### [Set problem]
Repeat, without any change, the entries presented below.

### [Data excerpts]
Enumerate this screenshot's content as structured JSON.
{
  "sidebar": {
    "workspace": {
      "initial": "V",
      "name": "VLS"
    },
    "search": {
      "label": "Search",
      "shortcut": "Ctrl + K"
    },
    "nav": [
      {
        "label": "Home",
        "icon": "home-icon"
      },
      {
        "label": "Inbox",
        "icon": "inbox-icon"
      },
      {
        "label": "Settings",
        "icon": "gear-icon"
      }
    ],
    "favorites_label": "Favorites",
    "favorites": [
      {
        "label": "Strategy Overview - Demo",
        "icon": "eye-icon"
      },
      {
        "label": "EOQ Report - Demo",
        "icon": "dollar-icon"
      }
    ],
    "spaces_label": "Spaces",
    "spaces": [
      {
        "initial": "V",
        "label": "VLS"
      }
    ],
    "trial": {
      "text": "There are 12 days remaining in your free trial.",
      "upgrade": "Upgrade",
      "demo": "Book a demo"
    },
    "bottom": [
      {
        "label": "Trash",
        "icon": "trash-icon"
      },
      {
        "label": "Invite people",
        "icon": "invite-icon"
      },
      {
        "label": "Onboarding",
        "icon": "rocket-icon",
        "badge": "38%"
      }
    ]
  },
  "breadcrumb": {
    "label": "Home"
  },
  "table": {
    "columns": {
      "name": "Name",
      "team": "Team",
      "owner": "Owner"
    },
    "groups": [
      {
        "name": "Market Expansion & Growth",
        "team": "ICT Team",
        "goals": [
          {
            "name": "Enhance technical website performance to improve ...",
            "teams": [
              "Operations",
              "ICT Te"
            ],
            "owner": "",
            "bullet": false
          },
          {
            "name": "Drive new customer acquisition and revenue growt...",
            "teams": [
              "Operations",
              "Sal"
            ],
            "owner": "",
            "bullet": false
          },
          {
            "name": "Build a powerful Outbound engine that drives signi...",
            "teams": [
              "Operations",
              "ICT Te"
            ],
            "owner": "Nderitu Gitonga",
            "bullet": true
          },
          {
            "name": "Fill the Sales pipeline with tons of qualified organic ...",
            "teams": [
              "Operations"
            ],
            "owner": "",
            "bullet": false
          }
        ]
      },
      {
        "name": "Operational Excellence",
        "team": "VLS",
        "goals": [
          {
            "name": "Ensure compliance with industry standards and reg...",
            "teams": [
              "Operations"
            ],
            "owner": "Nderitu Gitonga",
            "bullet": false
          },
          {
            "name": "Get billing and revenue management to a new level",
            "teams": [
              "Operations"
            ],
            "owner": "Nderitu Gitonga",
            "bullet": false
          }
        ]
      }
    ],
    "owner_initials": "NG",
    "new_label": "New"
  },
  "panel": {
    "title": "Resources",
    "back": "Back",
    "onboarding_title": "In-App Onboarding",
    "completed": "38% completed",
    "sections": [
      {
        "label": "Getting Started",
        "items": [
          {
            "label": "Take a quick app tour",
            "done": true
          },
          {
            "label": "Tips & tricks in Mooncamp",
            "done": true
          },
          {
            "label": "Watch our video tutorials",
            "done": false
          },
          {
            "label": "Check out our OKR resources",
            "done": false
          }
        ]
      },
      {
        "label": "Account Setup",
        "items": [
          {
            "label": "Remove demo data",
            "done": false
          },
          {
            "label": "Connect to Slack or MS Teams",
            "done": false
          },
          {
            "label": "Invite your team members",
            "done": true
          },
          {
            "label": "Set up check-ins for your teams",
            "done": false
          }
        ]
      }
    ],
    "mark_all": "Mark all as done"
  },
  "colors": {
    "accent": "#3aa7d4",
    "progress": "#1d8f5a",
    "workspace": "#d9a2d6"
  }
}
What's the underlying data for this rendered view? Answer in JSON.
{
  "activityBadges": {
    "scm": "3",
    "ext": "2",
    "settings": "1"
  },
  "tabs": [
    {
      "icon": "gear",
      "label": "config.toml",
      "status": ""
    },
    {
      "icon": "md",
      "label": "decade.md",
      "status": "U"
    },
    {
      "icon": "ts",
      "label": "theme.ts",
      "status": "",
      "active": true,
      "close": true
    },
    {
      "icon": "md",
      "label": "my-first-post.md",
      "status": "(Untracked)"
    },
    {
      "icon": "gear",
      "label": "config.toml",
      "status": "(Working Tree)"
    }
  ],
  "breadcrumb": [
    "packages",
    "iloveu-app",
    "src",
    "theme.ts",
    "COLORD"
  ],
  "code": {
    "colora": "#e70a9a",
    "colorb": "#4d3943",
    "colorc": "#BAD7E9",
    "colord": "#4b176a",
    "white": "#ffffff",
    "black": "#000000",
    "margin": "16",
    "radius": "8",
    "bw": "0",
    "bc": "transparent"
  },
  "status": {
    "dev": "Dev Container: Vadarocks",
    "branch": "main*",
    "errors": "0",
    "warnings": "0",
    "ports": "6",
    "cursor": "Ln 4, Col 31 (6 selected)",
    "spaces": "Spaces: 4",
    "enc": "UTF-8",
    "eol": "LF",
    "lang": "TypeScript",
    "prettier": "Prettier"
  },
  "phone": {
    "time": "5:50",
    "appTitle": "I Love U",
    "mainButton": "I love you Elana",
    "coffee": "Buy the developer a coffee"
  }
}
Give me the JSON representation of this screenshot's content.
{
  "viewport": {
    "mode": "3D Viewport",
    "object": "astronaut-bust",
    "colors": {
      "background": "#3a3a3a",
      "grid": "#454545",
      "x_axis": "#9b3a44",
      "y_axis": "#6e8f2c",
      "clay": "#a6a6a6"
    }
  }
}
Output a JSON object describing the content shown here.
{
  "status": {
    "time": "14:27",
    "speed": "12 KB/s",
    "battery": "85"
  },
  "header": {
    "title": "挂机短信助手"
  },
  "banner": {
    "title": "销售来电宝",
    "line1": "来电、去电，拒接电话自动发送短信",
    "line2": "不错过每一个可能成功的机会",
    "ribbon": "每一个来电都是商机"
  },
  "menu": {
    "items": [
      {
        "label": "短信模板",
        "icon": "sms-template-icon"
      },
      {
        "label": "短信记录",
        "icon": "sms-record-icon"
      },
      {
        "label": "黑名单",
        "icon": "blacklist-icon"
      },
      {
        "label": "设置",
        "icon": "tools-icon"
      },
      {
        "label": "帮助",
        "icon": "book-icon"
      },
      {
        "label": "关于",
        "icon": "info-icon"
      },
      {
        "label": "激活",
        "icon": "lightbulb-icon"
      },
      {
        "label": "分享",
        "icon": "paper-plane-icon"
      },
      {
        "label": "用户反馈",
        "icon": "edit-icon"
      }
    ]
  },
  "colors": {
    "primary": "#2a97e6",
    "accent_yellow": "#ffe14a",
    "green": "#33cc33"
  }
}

### [Correct result]
Enumerate this screenshot's content as structured JSON.
{
  "sidebar": {
    "workspace": {
      "initial": "V",
      "name": "VLS"
    },
    "search": {
      "label": "Search",
      "shortcut": "Ctrl + K"
    },
    "nav": [
      {
        "label": "Home",
        "icon": "home-icon"
      },
      {
        "label": "Inbox",
        "icon": "inbox-icon"
      },
      {
        "label": "Settings",
        "icon": "gear-icon"
      }
    ],
    "favorites_label": "Favorites",
    "favorites": [
      {
        "label": "Strategy Overview - Demo",
        "icon": "eye-icon"
      },
      {
        "label": "EOQ Report - Demo",
        "icon": "dollar-icon"
      }
    ],
    "spaces_label": "Spaces",
    "spaces": [
      {
        "initial": "V",
        "label": "VLS"
      }
    ],
    "trial": {
      "text": "There are 12 days remaining in your free trial.",
      "upgrade": "Upgrade",
      "demo": "Book a demo"
    },
    "bottom": [
      {
        "label": "Trash",
        "icon": "trash-icon"
      },
      {
        "label": "Invite people",
        "icon": "invite-icon"
      },
      {
        "label": "Onboarding",
        "icon": "rocket-icon",
        "badge": "38%"
      }
    ]
  },
  "breadcrumb": {
    "label": "Home"
  },
  "table": {
    "columns": {
      "name": "Name",
      "team": "Team",
      "owner": "Owner"
    },
    "groups": [
      {
        "name": "Market Expansion & Growth",
        "team": "ICT Team",
        "goals": [
          {
            "name": "Enhance technical website performance to improve ...",
            "teams": [
              "Operations",
              "ICT Te"
            ],
            "owner": "",
            "bullet": false
          },
          {
            "name": "Drive new customer acquisition and revenue growt...",
            "teams": [
              "Operations",
              "Sal"
            ],
            "owner": "",
            "bullet": false
          },
          {
            "name": "Build a powerful Outbound engine that drives signi...",
            "teams": [
              "Operations",
              "ICT Te"
            ],
            "owner": "Nderitu Gitonga",
            "bullet": true
          },
          {
            "name": "Fill the Sales pipeline with tons of qualified organic ...",
            "teams": [
              "Operations"
            ],
            "owner": "",
            "bullet": false
          }
        ]
      },
      {
        "name": "Operational Excellence",
        "team": "VLS",
        "goals": [
          {
            "name": "Ensure compliance with industry standards and reg...",
            "teams": [
              "Operations"
            ],
            "owner": "Nderitu Gitonga",
            "bullet": false
          },
          {
            "name": "Get billing and revenue management to a new level",
            "teams": [
              "Operations"
            ],
            "owner": "Nderitu Gitonga",
            "bullet": false
          }
        ]
      }
    ],
    "owner_initials": "NG",
    "new_label": "New"
  },
  "panel": {
    "title": "Resources",
    "back": "Back",
    "onboarding_title": "In-App Onboarding",
    "completed": "38% completed",
    "sections": [
      {
        "label": "Getting Started",
        "items": [
          {
            "label": "Take a quick app tour",
            "done": true
          },
          {
            "label": "Tips & tricks in Mooncamp",
            "done": true
          },
          {
            "label": "Watch our video tutorials",
            "done": false
          },
          {
            "label": "Check out our OKR resources",
            "done": false
          }
        ]
      },
      {
        "label": "Account Setup",
        "items": [
          {
            "label": "Remove demo data",
            "done": false
          },
          {
            "label": "Connect to Slack or MS Teams",
            "done": false
          },
          {
            "label": "Invite your team members",
            "done": true
          },
          {
            "label": "Set up check-ins for your teams",
            "done": false
          }
        ]
      }
    ],
    "mark_all": "Mark all as done"
  },
  "colors": {
    "accent": "#3aa7d4",
    "progress": "#1d8f5a",
    "workspace": "#d9a2d6"
  }
}
What's the underlying data for this rendered view? Answer in JSON.
{
  "activityBadges": {
    "scm": "3",
    "ext": "2",
    "settings": "1"
  },
  "tabs": [
    {
      "icon": "gear",
      "label": "config.toml",
      "status": ""
    },
    {
      "icon": "md",
      "label": "decade.md",
      "status": "U"
    },
    {
      "icon": "ts",
      "label": "theme.ts",
      "status": "",
      "active": true,
      "close": true
    },
    {
      "icon": "md",
      "label": "my-first-post.md",
      "status": "(Untracked)"
    },
    {
      "icon": "gear",
      "label": "config.toml",
      "status": "(Working Tree)"
    }
  ],
  "breadcrumb": [
    "packages",
    "iloveu-app",
    "src",
    "theme.ts",
    "COLORD"
  ],
  "code": {
    "colora": "#e70a9a",
    "colorb": "#4d3943",
    "colorc": "#BAD7E9",
    "colord": "#4b176a",
    "white": "#ffffff",
    "black": "#000000",
    "margin": "16",
    "radius": "8",
    "bw": "0",
    "bc": "transparent"
  },
  "status": {
    "dev": "Dev Container: Vadarocks",
    "branch": "main*",
    "errors": "0",
    "warnings": "0",
    "ports": "6",
    "cursor": "Ln 4, Col 31 (6 selected)",
    "spaces": "Spaces: 4",
    "enc": "UTF-8",
    "eol": "LF",
    "lang": "TypeScript",
    "prettier": "Prettier"
  },
  "phone": {
    "time": "5:50",
    "appTitle": "I Love U",
    "mainButton": "I love you Elana",
    "coffee": "Buy the developer a coffee"
  }
}
Give me the JSON representation of this screenshot's content.
{
  "viewport": {
    "mode": "3D Viewport",
    "object": "astronaut-bust",
    "colors": {
      "background": "#3a3a3a",
      "grid": "#454545",
      "x_axis": "#9b3a44",
      "y_axis": "#6e8f2c",
      "clay": "#a6a6a6"
    }
  }
}
Output a JSON object describing the content shown here.
{
  "status": {
    "time": "14:27",
    "speed": "12 KB/s",
    "battery": "85"
  },
  "header": {
    "title": "挂机短信助手"
  },
  "banner": {
    "title": "销售来电宝",
    "line1": "来电、去电，拒接电话自动发送短信",
    "line2": "不错过每一个可能成功的机会",
    "ribbon": "每一个来电都是商机"
  },
  "menu": {
    "items": [
      {
        "label": "短信模板",
        "icon": "sms-template-icon"
      },
      {
        "label": "短信记录",
        "icon": "sms-record-icon"
      },
      {
        "label": "黑名单",
        "icon": "blacklist-icon"
      },
      {
        "label": "设置",
        "icon": "tools-icon"
      },
      {
        "label": "帮助",
        "icon": "book-icon"
      },
      {
        "label": "关于",
        "icon": "info-icon"
      },
      {
        "label": "激活",
        "icon": "lightbulb-icon"
      },
      {
        "label": "分享",
        "icon": "paper-plane-icon"
      },
      {
        "label": "用户反馈",
        "icon": "edit-icon"
      }
    ]
  },
  "colors": {
    "primary": "#2a97e6",
    "accent_yellow": "#ffe14a",
    "green": "#33cc33"
  }
}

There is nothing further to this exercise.